Task objective
Images are excluded; otherwise, output every record exactly.
___ Task material ___
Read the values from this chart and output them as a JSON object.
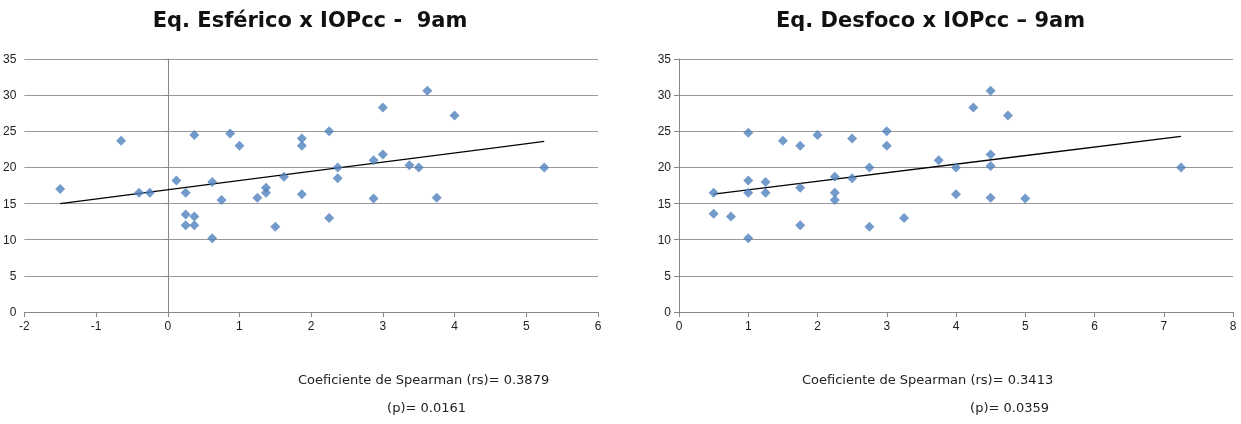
{
  "chart_data": [
    {
      "type": "scatter",
      "title": "Eq. Esférico x IOPcc -  9am",
      "grid": "y",
      "xlim": [
        -2,
        6
      ],
      "xticks": [
        -2,
        -1,
        0,
        1,
        2,
        3,
        4,
        5,
        6
      ],
      "ylim": [
        0,
        35
      ],
      "yticks": [
        0,
        5,
        10,
        15,
        20,
        25,
        30,
        35
      ],
      "series": [
        {
          "color": "#4f81bd",
          "marker": "diamond",
          "x": [
            -1.5,
            -0.65,
            -0.4,
            -0.25,
            0.12,
            0.25,
            0.25,
            0.25,
            0.37,
            0.37,
            0.37,
            0.62,
            0.62,
            0.75,
            0.87,
            1.0,
            1.25,
            1.37,
            1.37,
            1.5,
            1.62,
            1.87,
            1.87,
            1.87,
            2.25,
            2.25,
            2.37,
            2.37,
            2.87,
            2.87,
            3.0,
            3.0,
            3.37,
            3.5,
            3.62,
            3.75,
            4.0,
            5.25
          ],
          "values": [
            17,
            23.7,
            16.5,
            16.5,
            18.2,
            16.5,
            13.5,
            12,
            24.5,
            13.2,
            12,
            18,
            10.2,
            15.5,
            24.7,
            23,
            15.8,
            17.2,
            16.5,
            11.8,
            18.7,
            24,
            23,
            16.3,
            25,
            13,
            20,
            18.5,
            21,
            15.7,
            21.8,
            28.3,
            20.3,
            20,
            30.6,
            15.8,
            27.2,
            20
          ]
        },
        {
          "type": "line",
          "color": "#000000",
          "marker": "none",
          "x": [
            -1.5,
            5.25
          ],
          "values": [
            15,
            23.6
          ]
        }
      ],
      "annotations": [
        "Coeficiente de Spearman (rs)= 0.3879",
        "(p)= 0.0161"
      ]
    },
    {
      "type": "scatter",
      "title": "Eq. Desfoco x IOPcc – 9am",
      "grid": "y",
      "xlim": [
        0,
        8
      ],
      "xticks": [
        0,
        1,
        2,
        3,
        4,
        5,
        6,
        7,
        8
      ],
      "ylim": [
        0,
        35
      ],
      "yticks": [
        0,
        5,
        10,
        15,
        20,
        25,
        30,
        35
      ],
      "series": [
        {
          "color": "#4f81bd",
          "marker": "diamond",
          "x": [
            0.5,
            0.5,
            0.75,
            1,
            1,
            1,
            1,
            1.25,
            1.25,
            1.5,
            1.75,
            1.75,
            1.75,
            2,
            2.25,
            2.25,
            2.25,
            2.5,
            2.5,
            2.75,
            2.75,
            3,
            3,
            3.25,
            3.75,
            4,
            4,
            4.25,
            4.5,
            4.5,
            4.5,
            4.5,
            4.75,
            5,
            7.25
          ],
          "values": [
            16.5,
            13.6,
            13.2,
            24.8,
            18.2,
            16.5,
            10.2,
            18,
            16.5,
            23.7,
            23,
            17.2,
            12,
            24.5,
            18.7,
            16.5,
            15.5,
            24,
            18.5,
            20,
            11.8,
            25,
            23,
            13,
            21,
            20,
            16.3,
            28.3,
            30.6,
            21.8,
            20.2,
            15.8,
            27.2,
            15.7,
            20
          ]
        },
        {
          "type": "line",
          "color": "#000000",
          "marker": "none",
          "x": [
            0.5,
            7.25
          ],
          "values": [
            16.3,
            24.3
          ]
        }
      ],
      "annotations": [
        "Coeficiente de Spearman (rs)= 0.3413",
        "(p)= 0.0359"
      ]
    }
  ]
}
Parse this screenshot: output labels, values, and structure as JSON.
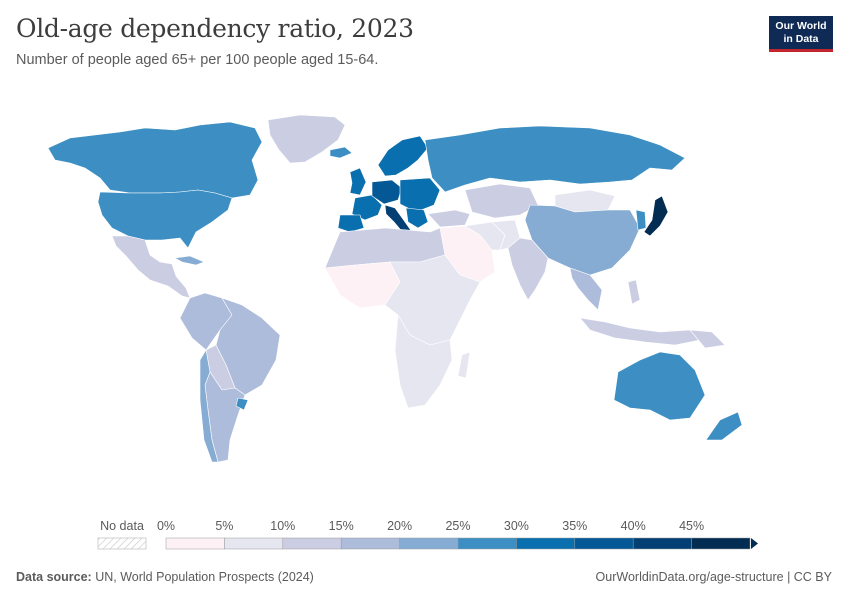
{
  "header": {
    "title": "Old-age dependency ratio, 2023",
    "subtitle": "Number of people aged 65+ per 100 people aged 15-64."
  },
  "logo": {
    "line1": "Our World",
    "line2": "in Data"
  },
  "legend": {
    "no_data_label": "No data",
    "ticks": [
      "0%",
      "5%",
      "10%",
      "15%",
      "20%",
      "25%",
      "30%",
      "35%",
      "40%",
      "45%"
    ],
    "bin_colors": [
      "#fdf1f5",
      "#e6e6f1",
      "#cbcde3",
      "#adbcdb",
      "#86acd3",
      "#3d8fc3",
      "#0a6fae",
      "#055896",
      "#033f72",
      "#022c52"
    ]
  },
  "footer": {
    "source_label": "Data source:",
    "source_text": "UN, World Population Prospects (2024)",
    "attribution": "OurWorldinData.org/age-structure | CC BY"
  }
}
___
Full answer
Read the values from this chart and output them as a JSON object.
{
  "chart_data": [
    {
      "type": "scatter",
      "title": "Eq. Esférico x IOPcc -  9am",
      "grid": "y",
      "xlim": [
        -2,
        6
      ],
      "xticks": [
        -2,
        -1,
        0,
        1,
        2,
        3,
        4,
        5,
        6
      ],
      "ylim": [
        0,
        35
      ],
      "yticks": [
        0,
        5,
        10,
        15,
        20,
        25,
        30,
        35
      ],
      "series": [
        {
          "color": "#4f81bd",
          "marker": "diamond",
          "x": [
            -1.5,
            -0.65,
            -0.4,
            -0.25,
            0.12,
            0.25,
            0.25,
            0.25,
            0.37,
            0.37,
            0.37,
            0.62,
            0.62,
            0.75,
            0.87,
            1.0,
            1.25,
            1.37,
            1.37,
            1.5,
            1.62,
            1.87,
            1.87,
            1.87,
            2.25,
            2.25,
            2.37,
            2.37,
            2.87,
            2.87,
            3.0,
            3.0,
            3.37,
            3.5,
            3.62,
            3.75,
            4.0,
            5.25
          ],
          "values": [
            17,
            23.7,
            16.5,
            16.5,
            18.2,
            16.5,
            13.5,
            12,
            24.5,
            13.2,
            12,
            18,
            10.2,
            15.5,
            24.7,
            23,
            15.8,
            17.2,
            16.5,
            11.8,
            18.7,
            24,
            23,
            16.3,
            25,
            13,
            20,
            18.5,
            21,
            15.7,
            21.8,
            28.3,
            20.3,
            20,
            30.6,
            15.8,
            27.2,
            20
          ]
        },
        {
          "type": "line",
          "color": "#000000",
          "marker": "none",
          "x": [
            -1.5,
            5.25
          ],
          "values": [
            15,
            23.6
          ]
        }
      ],
      "annotations": [
        "Coeficiente de Spearman (rs)= 0.3879",
        "(p)= 0.0161"
      ]
    },
    {
      "type": "scatter",
      "title": "Eq. Desfoco x IOPcc – 9am",
      "grid": "y",
      "xlim": [
        0,
        8
      ],
      "xticks": [
        0,
        1,
        2,
        3,
        4,
        5,
        6,
        7,
        8
      ],
      "ylim": [
        0,
        35
      ],
      "yticks": [
        0,
        5,
        10,
        15,
        20,
        25,
        30,
        35
      ],
      "series": [
        {
          "color": "#4f81bd",
          "marker": "diamond",
          "x": [
            0.5,
            0.5,
            0.75,
            1,
            1,
            1,
            1,
            1.25,
            1.25,
            1.5,
            1.75,
            1.75,
            1.75,
            2,
            2.25,
            2.25,
            2.25,
            2.5,
            2.5,
            2.75,
            2.75,
            3,
            3,
            3.25,
            3.75,
            4,
            4,
            4.25,
            4.5,
            4.5,
            4.5,
            4.5,
            4.75,
            5,
            7.25
          ],
          "values": [
            16.5,
            13.6,
            13.2,
            24.8,
            18.2,
            16.5,
            10.2,
            18,
            16.5,
            23.7,
            23,
            17.2,
            12,
            24.5,
            18.7,
            16.5,
            15.5,
            24,
            18.5,
            20,
            11.8,
            25,
            23,
            13,
            21,
            20,
            16.3,
            28.3,
            30.6,
            21.8,
            20.2,
            15.8,
            27.2,
            15.7,
            20
          ]
        },
        {
          "type": "line",
          "color": "#000000",
          "marker": "none",
          "x": [
            0.5,
            7.25
          ],
          "values": [
            16.3,
            24.3
          ]
        }
      ],
      "annotations": [
        "Coeficiente de Spearman (rs)= 0.3413",
        "(p)= 0.0359"
      ]
    }
  ]
}
Parse this screenshot: output labels, values, and structure as JSON.
{
  "header": {
    "title": "Old-age dependency ratio, 2023",
    "subtitle": "Number of people aged 65+ per 100 people aged 15-64."
  },
  "logo": {
    "line1": "Our World",
    "line2": "in Data"
  },
  "legend": {
    "no_data_label": "No data",
    "ticks": [
      "0%",
      "5%",
      "10%",
      "15%",
      "20%",
      "25%",
      "30%",
      "35%",
      "40%",
      "45%"
    ],
    "bin_colors": [
      "#fdf1f5",
      "#e6e6f1",
      "#cbcde3",
      "#adbcdb",
      "#86acd3",
      "#3d8fc3",
      "#0a6fae",
      "#055896",
      "#033f72",
      "#022c52"
    ]
  },
  "footer": {
    "source_label": "Data source:",
    "source_text": "UN, World Population Prospects (2024)",
    "attribution": "OurWorldinData.org/age-structure | CC BY"
  }
}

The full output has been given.